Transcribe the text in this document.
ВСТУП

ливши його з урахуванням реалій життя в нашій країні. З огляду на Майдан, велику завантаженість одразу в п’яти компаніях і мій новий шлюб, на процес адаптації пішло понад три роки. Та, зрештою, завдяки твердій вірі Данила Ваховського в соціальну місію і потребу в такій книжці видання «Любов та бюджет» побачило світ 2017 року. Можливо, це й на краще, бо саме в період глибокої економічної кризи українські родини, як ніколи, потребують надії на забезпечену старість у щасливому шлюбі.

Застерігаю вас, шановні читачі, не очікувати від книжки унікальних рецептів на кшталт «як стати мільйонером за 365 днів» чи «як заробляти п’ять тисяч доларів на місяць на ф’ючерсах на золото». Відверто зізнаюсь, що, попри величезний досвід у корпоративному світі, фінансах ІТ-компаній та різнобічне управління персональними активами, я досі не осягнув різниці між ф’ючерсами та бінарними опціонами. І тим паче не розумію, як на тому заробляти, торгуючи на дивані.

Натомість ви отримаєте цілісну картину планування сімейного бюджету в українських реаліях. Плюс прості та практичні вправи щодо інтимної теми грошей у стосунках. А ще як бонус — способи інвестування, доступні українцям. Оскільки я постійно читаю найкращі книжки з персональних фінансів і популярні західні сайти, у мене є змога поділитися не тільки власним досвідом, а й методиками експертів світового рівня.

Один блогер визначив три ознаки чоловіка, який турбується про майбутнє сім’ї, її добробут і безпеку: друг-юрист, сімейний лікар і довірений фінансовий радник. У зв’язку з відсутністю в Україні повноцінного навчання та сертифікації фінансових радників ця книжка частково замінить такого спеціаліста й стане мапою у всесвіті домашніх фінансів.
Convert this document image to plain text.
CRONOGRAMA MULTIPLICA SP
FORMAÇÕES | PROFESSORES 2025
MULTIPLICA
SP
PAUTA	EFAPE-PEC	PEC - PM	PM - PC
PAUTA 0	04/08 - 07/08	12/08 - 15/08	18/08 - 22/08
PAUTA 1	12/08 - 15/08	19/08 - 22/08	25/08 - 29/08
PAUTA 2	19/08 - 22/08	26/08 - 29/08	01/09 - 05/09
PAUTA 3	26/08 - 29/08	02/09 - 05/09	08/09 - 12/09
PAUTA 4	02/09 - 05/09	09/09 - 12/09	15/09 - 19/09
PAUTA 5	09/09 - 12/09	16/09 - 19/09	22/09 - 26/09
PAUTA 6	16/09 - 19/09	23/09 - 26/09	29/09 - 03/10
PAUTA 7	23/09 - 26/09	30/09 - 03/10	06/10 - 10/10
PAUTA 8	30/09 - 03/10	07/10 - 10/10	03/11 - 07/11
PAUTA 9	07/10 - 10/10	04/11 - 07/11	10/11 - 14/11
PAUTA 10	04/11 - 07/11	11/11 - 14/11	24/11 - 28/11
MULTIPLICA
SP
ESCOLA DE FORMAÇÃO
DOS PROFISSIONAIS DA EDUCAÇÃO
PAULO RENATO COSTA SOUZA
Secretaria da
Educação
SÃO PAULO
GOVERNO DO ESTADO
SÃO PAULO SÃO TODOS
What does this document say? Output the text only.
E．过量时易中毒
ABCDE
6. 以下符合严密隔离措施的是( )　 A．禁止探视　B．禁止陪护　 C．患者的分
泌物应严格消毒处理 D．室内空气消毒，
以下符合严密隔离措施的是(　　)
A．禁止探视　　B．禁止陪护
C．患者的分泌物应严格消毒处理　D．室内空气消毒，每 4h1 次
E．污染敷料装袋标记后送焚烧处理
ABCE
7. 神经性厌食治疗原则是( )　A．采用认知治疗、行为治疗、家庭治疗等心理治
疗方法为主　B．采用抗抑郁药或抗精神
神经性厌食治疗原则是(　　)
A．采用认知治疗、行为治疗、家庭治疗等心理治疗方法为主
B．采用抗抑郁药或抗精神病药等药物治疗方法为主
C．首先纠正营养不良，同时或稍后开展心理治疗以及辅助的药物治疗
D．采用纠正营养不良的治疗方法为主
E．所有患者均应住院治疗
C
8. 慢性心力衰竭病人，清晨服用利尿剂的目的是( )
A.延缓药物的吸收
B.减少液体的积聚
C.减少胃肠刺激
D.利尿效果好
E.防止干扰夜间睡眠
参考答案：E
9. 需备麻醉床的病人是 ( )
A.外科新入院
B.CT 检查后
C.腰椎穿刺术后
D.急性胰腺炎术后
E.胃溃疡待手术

= = = = = = =

To be done: Reproduce exactly, with nothing added, the lines from the one that contains "What does this" to the end of the data.

Reply:
What does this document say? Output the text only.
E．过量时易中毒
ABCDE
6. 以下符合严密隔离措施的是( )　 A．禁止探视　B．禁止陪护　 C．患者的分
泌物应严格消毒处理 D．室内空气消毒，
以下符合严密隔离措施的是(　　)
A．禁止探视　　B．禁止陪护
C．患者的分泌物应严格消毒处理　D．室内空气消毒，每 4h1 次
E．污染敷料装袋标记后送焚烧处理
ABCE
7. 神经性厌食治疗原则是( )　A．采用认知治疗、行为治疗、家庭治疗等心理治
疗方法为主　B．采用抗抑郁药或抗精神
神经性厌食治疗原则是(　　)
A．采用认知治疗、行为治疗、家庭治疗等心理治疗方法为主
B．采用抗抑郁药或抗精神病药等药物治疗方法为主
C．首先纠正营养不良，同时或稍后开展心理治疗以及辅助的药物治疗
D．采用纠正营养不良的治疗方法为主
E．所有患者均应住院治疗
C
8. 慢性心力衰竭病人，清晨服用利尿剂的目的是( )
A.延缓药物的吸收
B.减少液体的积聚
C.减少胃肠刺激
D.利尿效果好
E.防止干扰夜间睡眠
参考答案：E
9. 需备麻醉床的病人是 ( )
A.外科新入院
B.CT 检查后
C.腰椎穿刺术后
D.急性胰腺炎术后
E.胃溃疡待手术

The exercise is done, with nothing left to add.